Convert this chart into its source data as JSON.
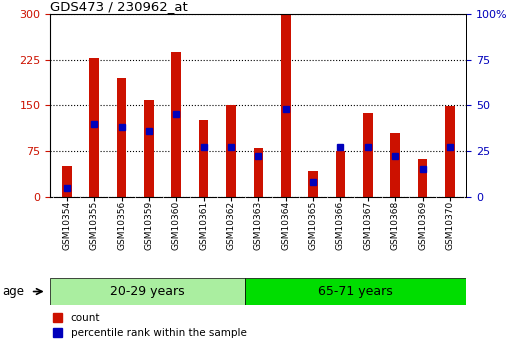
{
  "title": "GDS473 / 230962_at",
  "samples": [
    "GSM10354",
    "GSM10355",
    "GSM10356",
    "GSM10359",
    "GSM10360",
    "GSM10361",
    "GSM10362",
    "GSM10363",
    "GSM10364",
    "GSM10365",
    "GSM10366",
    "GSM10367",
    "GSM10368",
    "GSM10369",
    "GSM10370"
  ],
  "counts": [
    50,
    228,
    195,
    158,
    238,
    125,
    150,
    80,
    298,
    42,
    75,
    138,
    105,
    62,
    148
  ],
  "percentile_ranks": [
    5,
    40,
    38,
    36,
    45,
    27,
    27,
    22,
    48,
    8,
    27,
    27,
    22,
    15,
    27
  ],
  "group1_label": "20-29 years",
  "group2_label": "65-71 years",
  "group1_count": 7,
  "group2_count": 8,
  "ylim_left": [
    0,
    300
  ],
  "ylim_right": [
    0,
    100
  ],
  "yticks_left": [
    0,
    75,
    150,
    225,
    300
  ],
  "yticks_right": [
    0,
    25,
    50,
    75,
    100
  ],
  "bar_color": "#CC1100",
  "blue_color": "#0000BB",
  "group1_bg": "#AAEEA0",
  "group2_bg": "#00DD00",
  "tick_bg": "#C8C8C8",
  "legend_count_label": "count",
  "legend_pct_label": "percentile rank within the sample",
  "age_label": "age"
}
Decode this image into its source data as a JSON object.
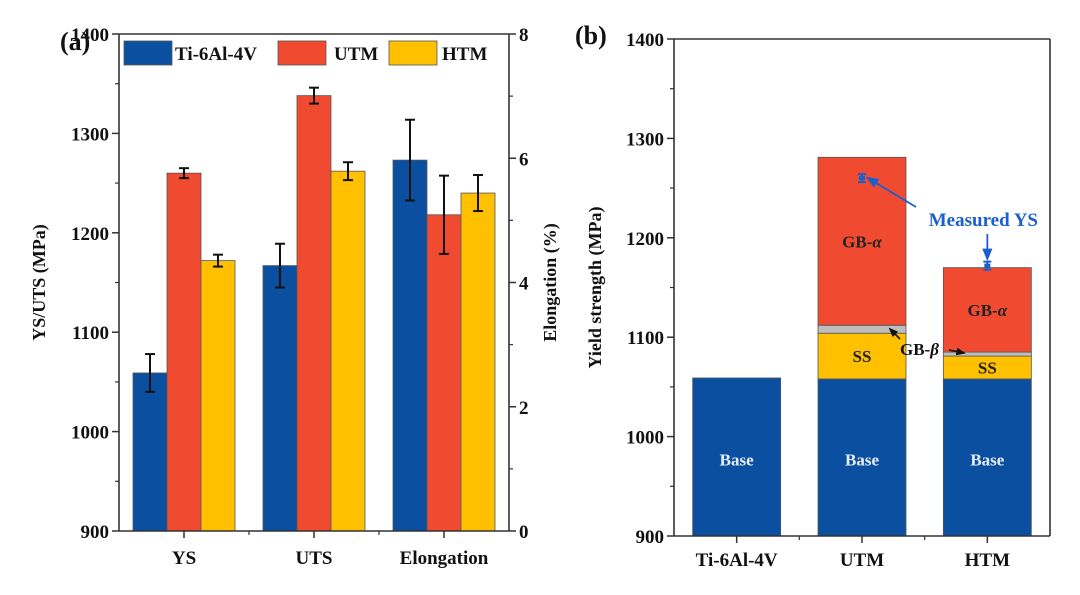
{
  "chart_data": [
    {
      "panel_label": "(a)",
      "type": "bar",
      "categories": [
        "YS",
        "UTS",
        "Elongation"
      ],
      "series": [
        {
          "name": "Ti-6Al-4V",
          "color": "#0b50a0",
          "values": [
            1059,
            1167,
            5.97
          ],
          "errors": [
            19,
            22,
            0.65
          ]
        },
        {
          "name": "UTM",
          "color": "#f04a30",
          "values": [
            1260,
            1338,
            5.09
          ],
          "errors": [
            5,
            8,
            0.63
          ]
        },
        {
          "name": "HTM",
          "color": "#ffc000",
          "values": [
            1172,
            1262,
            5.44
          ],
          "errors": [
            6,
            9,
            0.29
          ]
        }
      ],
      "value_axis_per_category": [
        "left",
        "left",
        "right"
      ],
      "ylabel": "YS/UTS (MPa)",
      "ylabel_right": "Elongation (%)",
      "ylim": [
        900,
        1400
      ],
      "ylim_right": [
        0,
        8
      ],
      "yticks": [
        "900",
        "1000",
        "1100",
        "1200",
        "1300",
        "1400"
      ],
      "yticks_right": [
        "0",
        "2",
        "4",
        "6",
        "8"
      ],
      "legend_position": "top",
      "grid": false
    },
    {
      "panel_label": "(b)",
      "type": "bar",
      "stacked": true,
      "categories": [
        "Ti-6Al-4V",
        "UTM",
        "HTM"
      ],
      "series": [
        {
          "name": "Base",
          "color": "#0b50a0",
          "label_color": "#e8eef8",
          "values": [
            1059,
            1058,
            1058
          ]
        },
        {
          "name": "SS",
          "color": "#ffc000",
          "label_color": "#222222",
          "values": [
            0,
            46,
            23
          ]
        },
        {
          "name": "GB-β",
          "color": "#bdbdbd",
          "label_color": "#111111",
          "values": [
            0,
            8,
            4
          ]
        },
        {
          "name": "GB-α",
          "color": "#f04a30",
          "label_color": "#222222",
          "values": [
            0,
            169,
            85
          ]
        }
      ],
      "totals": [
        1059,
        1281,
        1170
      ],
      "measured_ys": {
        "label": "Measured YS",
        "color": "#1a5fd0",
        "values": [
          null,
          1260,
          1172
        ],
        "errors": [
          null,
          4,
          4
        ]
      },
      "annotations": [
        {
          "text": "GB-α",
          "target": "UTM"
        },
        {
          "text": "GB-α",
          "target": "HTM"
        },
        {
          "text": "GB-β",
          "target": "UTM/HTM"
        },
        {
          "text": "Measured YS",
          "target": "UTM/HTM"
        }
      ],
      "ylabel": "Yield strength (MPa)",
      "ylim": [
        900,
        1400
      ],
      "yticks": [
        "900",
        "1000",
        "1100",
        "1200",
        "1300",
        "1400"
      ],
      "grid": false
    }
  ]
}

Given instruction » Skip the pictures and print each record exactly as it stands.

Output below »
Convert this chart into its source data as JSON.
{
  "title": "GDS473 / 230962_at",
  "samples": [
    "GSM10354",
    "GSM10355",
    "GSM10356",
    "GSM10359",
    "GSM10360",
    "GSM10361",
    "GSM10362",
    "GSM10363",
    "GSM10364",
    "GSM10365",
    "GSM10366",
    "GSM10367",
    "GSM10368",
    "GSM10369",
    "GSM10370"
  ],
  "counts": [
    50,
    228,
    195,
    158,
    238,
    125,
    150,
    80,
    298,
    42,
    75,
    138,
    105,
    62,
    148
  ],
  "percentile_ranks": [
    5,
    40,
    38,
    36,
    45,
    27,
    27,
    22,
    48,
    8,
    27,
    27,
    22,
    15,
    27
  ],
  "group1_label": "20-29 years",
  "group2_label": "65-71 years",
  "group1_count": 7,
  "group2_count": 8,
  "ylim_left": [
    0,
    300
  ],
  "ylim_right": [
    0,
    100
  ],
  "yticks_left": [
    0,
    75,
    150,
    225,
    300
  ],
  "yticks_right": [
    0,
    25,
    50,
    75,
    100
  ],
  "bar_color": "#CC1100",
  "blue_color": "#0000BB",
  "group1_bg": "#AAEEA0",
  "group2_bg": "#00DD00",
  "tick_bg": "#C8C8C8",
  "legend_count_label": "count",
  "legend_pct_label": "percentile rank within the sample",
  "age_label": "age"
}
Decode this image into its source data as a JSON object.
{
  "chart_data": [
    {
      "panel_label": "(a)",
      "type": "bar",
      "categories": [
        "YS",
        "UTS",
        "Elongation"
      ],
      "series": [
        {
          "name": "Ti-6Al-4V",
          "color": "#0b50a0",
          "values": [
            1059,
            1167,
            5.97
          ],
          "errors": [
            19,
            22,
            0.65
          ]
        },
        {
          "name": "UTM",
          "color": "#f04a30",
          "values": [
            1260,
            1338,
            5.09
          ],
          "errors": [
            5,
            8,
            0.63
          ]
        },
        {
          "name": "HTM",
          "color": "#ffc000",
          "values": [
            1172,
            1262,
            5.44
          ],
          "errors": [
            6,
            9,
            0.29
          ]
        }
      ],
      "value_axis_per_category": [
        "left",
        "left",
        "right"
      ],
      "ylabel": "YS/UTS (MPa)",
      "ylabel_right": "Elongation (%)",
      "ylim": [
        900,
        1400
      ],
      "ylim_right": [
        0,
        8
      ],
      "yticks": [
        "900",
        "1000",
        "1100",
        "1200",
        "1300",
        "1400"
      ],
      "yticks_right": [
        "0",
        "2",
        "4",
        "6",
        "8"
      ],
      "legend_position": "top",
      "grid": false
    },
    {
      "panel_label": "(b)",
      "type": "bar",
      "stacked": true,
      "categories": [
        "Ti-6Al-4V",
        "UTM",
        "HTM"
      ],
      "series": [
        {
          "name": "Base",
          "color": "#0b50a0",
          "label_color": "#e8eef8",
          "values": [
            1059,
            1058,
            1058
          ]
        },
        {
          "name": "SS",
          "color": "#ffc000",
          "label_color": "#222222",
          "values": [
            0,
            46,
            23
          ]
        },
        {
          "name": "GB-β",
          "color": "#bdbdbd",
          "label_color": "#111111",
          "values": [
            0,
            8,
            4
          ]
        },
        {
          "name": "GB-α",
          "color": "#f04a30",
          "label_color": "#222222",
          "values": [
            0,
            169,
            85
          ]
        }
      ],
      "totals": [
        1059,
        1281,
        1170
      ],
      "measured_ys": {
        "label": "Measured YS",
        "color": "#1a5fd0",
        "values": [
          null,
          1260,
          1172
        ],
        "errors": [
          null,
          4,
          4
        ]
      },
      "annotations": [
        {
          "text": "GB-α",
          "target": "UTM"
        },
        {
          "text": "GB-α",
          "target": "HTM"
        },
        {
          "text": "GB-β",
          "target": "UTM/HTM"
        },
        {
          "text": "Measured YS",
          "target": "UTM/HTM"
        }
      ],
      "ylabel": "Yield strength (MPa)",
      "ylim": [
        900,
        1400
      ],
      "yticks": [
        "900",
        "1000",
        "1100",
        "1200",
        "1300",
        "1400"
      ],
      "grid": false
    }
  ]
}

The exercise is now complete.